Data extract →
....................

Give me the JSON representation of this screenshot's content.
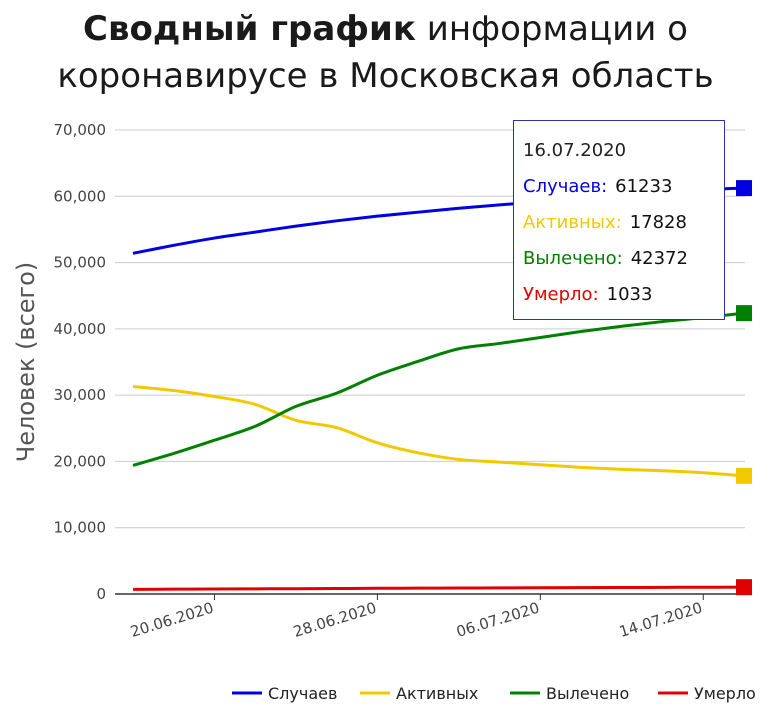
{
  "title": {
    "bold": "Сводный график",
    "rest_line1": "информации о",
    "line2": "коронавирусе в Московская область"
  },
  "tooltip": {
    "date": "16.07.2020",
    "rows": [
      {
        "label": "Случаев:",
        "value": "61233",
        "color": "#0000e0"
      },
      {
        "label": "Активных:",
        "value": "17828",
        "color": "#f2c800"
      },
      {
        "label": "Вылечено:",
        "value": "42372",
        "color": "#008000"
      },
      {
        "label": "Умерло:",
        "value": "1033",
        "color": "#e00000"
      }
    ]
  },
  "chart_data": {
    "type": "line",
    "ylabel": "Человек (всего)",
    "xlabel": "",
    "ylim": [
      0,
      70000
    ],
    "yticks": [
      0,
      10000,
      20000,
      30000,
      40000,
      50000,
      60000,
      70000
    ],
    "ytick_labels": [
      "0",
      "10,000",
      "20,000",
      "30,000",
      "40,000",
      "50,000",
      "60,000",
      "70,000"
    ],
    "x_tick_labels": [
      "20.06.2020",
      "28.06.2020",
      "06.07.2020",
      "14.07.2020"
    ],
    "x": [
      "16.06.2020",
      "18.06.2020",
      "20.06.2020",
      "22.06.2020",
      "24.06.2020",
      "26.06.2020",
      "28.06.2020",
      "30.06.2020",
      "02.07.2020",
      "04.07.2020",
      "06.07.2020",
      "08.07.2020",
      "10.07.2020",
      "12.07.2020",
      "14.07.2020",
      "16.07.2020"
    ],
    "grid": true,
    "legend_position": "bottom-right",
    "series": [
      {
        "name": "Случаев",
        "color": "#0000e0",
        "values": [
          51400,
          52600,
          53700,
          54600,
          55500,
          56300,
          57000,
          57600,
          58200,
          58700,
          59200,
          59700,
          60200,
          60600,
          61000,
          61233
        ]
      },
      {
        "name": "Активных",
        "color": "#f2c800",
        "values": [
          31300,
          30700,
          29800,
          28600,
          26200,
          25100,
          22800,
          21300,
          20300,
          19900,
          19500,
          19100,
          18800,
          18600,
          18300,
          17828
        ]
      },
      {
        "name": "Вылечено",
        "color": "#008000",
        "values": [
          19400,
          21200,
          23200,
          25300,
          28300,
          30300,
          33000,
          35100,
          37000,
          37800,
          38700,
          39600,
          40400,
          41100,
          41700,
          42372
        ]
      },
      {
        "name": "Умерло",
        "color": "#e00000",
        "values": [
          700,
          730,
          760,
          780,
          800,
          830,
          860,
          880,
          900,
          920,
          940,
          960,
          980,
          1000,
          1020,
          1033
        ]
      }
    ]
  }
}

....................

Written task → Going through the entries above line by line, work out how many lines include the word "color". Only the number is required.

Correct answer → 8